— STATED PROBLEM —
Copy every line of the following data that includes the string "commande".

---*---

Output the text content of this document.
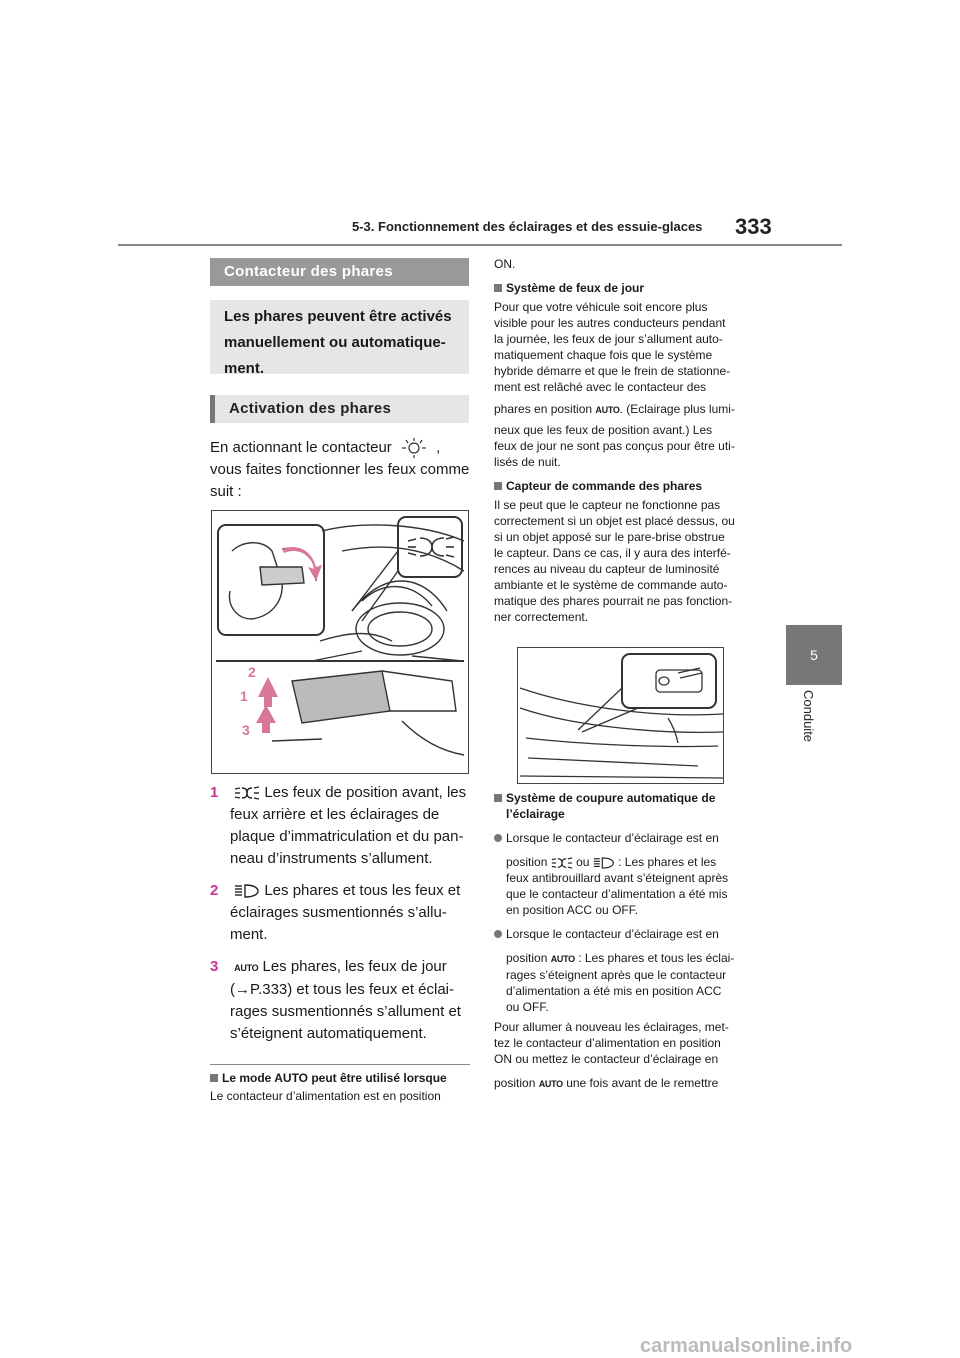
5-3. Fonctionnement des éclairages et des essuie-glaces 333
5
Conduite
Contacteur des phares
Les phares peuvent être activés
manuellement ou automatique-
ment.
Activation des phares
En actionnant le contacteur	,
vous faites fonctionner les feux comme
suit :
2
1
3
1	Les feux de position avant, les
feux arrière et les éclairages de
plaque d’immatriculation et du pan-
neau d’instruments s’allument.
2	Les phares et tous les feux et
éclairages susmentionnés s’allu-
ment.
3 AUTO Les phares, les feux de jour
(→P.333) et tous les feux et éclai-
rages susmentionnés s’allument et
s’éteignent automatiquement.
Le mode AUTO peut être utilisé lorsque
Le contacteur d’alimentation est en position
ON.
Système de feux de jour
Pour que votre véhicule soit encore plus
visible pour les autres conducteurs pendant
la journée, les feux de jour s’allument auto-
matiquement chaque fois que le système
hybride démarre et que le frein de stationne-
ment est relâché avec le contacteur des
phares en position AUTO. (Eclairage plus lumi-
neux que les feux de position avant.) Les
feux de jour ne sont pas conçus pour être uti-
lisés de nuit.
Capteur de commande des phares
Il se peut que le capteur ne fonctionne pas
correctement si un objet est placé dessus, ou
si un objet apposé sur le pare-brise obstrue
le capteur. Dans ce cas, il y aura des interfé-
rences au niveau du capteur de luminosité
ambiante et le système de commande auto-
matique des phares pourrait ne pas fonction-
ner correctement.
Système de coupure automatique de
l’éclairage
Lorsque le contacteur d’éclairage est en
position ou : Les phares et les
feux antibrouillard avant s’éteignent après
que le contacteur d’alimentation a été mis
en position ACC ou OFF.
Lorsque le contacteur d’éclairage est en
position AUTO : Les phares et tous les éclai-
rages s’éteignent après que le contacteur
d’alimentation a été mis en position ACC
ou OFF.
Pour allumer à nouveau les éclairages, met-
tez le contacteur d’alimentation en position
ON ou mettez le contacteur d’éclairage en
position AUTO une fois avant de le remettre
carmanualsonline.info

---*---

— SOLUTION TO THIS EXERCISE —
Capteur de commande des phares
ambiante et le système de commande auto-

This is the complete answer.